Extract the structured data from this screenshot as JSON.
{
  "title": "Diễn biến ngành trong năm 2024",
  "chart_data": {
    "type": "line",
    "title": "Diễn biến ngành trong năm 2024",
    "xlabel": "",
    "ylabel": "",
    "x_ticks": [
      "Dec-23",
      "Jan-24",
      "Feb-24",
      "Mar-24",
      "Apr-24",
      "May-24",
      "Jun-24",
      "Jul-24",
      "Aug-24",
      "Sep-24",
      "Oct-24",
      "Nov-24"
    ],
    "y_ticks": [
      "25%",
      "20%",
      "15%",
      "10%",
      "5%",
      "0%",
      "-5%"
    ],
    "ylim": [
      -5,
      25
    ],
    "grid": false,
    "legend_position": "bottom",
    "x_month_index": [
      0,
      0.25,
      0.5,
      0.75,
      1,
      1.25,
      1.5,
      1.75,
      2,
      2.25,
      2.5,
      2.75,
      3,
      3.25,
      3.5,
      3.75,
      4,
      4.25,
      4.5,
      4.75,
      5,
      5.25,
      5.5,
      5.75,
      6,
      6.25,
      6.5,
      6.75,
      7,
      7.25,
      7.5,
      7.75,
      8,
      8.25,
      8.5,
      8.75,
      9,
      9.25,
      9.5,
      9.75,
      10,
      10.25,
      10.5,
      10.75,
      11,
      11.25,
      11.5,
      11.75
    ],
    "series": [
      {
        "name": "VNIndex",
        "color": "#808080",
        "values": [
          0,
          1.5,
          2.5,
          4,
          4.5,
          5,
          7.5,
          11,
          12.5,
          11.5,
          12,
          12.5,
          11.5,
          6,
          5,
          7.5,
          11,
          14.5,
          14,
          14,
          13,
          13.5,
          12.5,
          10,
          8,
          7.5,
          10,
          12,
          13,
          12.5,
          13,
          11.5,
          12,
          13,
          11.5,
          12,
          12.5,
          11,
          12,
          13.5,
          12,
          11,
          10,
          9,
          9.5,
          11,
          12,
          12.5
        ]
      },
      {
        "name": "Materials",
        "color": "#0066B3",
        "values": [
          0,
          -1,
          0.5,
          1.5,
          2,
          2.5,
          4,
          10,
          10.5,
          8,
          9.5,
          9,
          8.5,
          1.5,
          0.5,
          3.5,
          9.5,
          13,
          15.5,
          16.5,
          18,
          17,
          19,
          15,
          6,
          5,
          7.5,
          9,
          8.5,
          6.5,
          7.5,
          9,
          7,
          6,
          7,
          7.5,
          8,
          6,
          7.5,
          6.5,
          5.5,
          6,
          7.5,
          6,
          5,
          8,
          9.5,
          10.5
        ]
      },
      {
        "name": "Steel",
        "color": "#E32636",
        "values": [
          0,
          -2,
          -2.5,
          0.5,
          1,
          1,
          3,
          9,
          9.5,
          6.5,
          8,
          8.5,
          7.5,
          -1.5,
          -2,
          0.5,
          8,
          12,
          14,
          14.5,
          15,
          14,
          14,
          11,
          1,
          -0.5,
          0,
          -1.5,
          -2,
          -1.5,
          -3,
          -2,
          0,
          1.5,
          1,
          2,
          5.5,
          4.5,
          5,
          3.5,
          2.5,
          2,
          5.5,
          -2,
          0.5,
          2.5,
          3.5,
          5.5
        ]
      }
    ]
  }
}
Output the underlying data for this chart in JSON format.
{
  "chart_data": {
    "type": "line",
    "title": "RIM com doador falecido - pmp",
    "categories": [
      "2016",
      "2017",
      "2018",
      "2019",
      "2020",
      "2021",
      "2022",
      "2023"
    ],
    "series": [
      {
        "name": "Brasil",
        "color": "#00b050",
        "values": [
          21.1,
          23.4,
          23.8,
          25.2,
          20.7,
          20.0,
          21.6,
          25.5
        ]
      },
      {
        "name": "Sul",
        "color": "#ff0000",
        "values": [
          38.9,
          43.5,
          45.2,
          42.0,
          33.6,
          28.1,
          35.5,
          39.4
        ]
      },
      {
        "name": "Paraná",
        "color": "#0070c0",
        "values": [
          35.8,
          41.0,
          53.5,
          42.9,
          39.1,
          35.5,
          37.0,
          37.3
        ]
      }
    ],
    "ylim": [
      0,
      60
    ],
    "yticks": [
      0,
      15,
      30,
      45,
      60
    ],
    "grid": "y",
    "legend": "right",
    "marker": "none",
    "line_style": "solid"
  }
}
========================================================================
**Job**
Pick out each line containing the string "biến" and copy it.

**Response**
  "title": "Diễn biến ngành trong năm 2024",
    "title": "Diễn biến ngành trong năm 2024",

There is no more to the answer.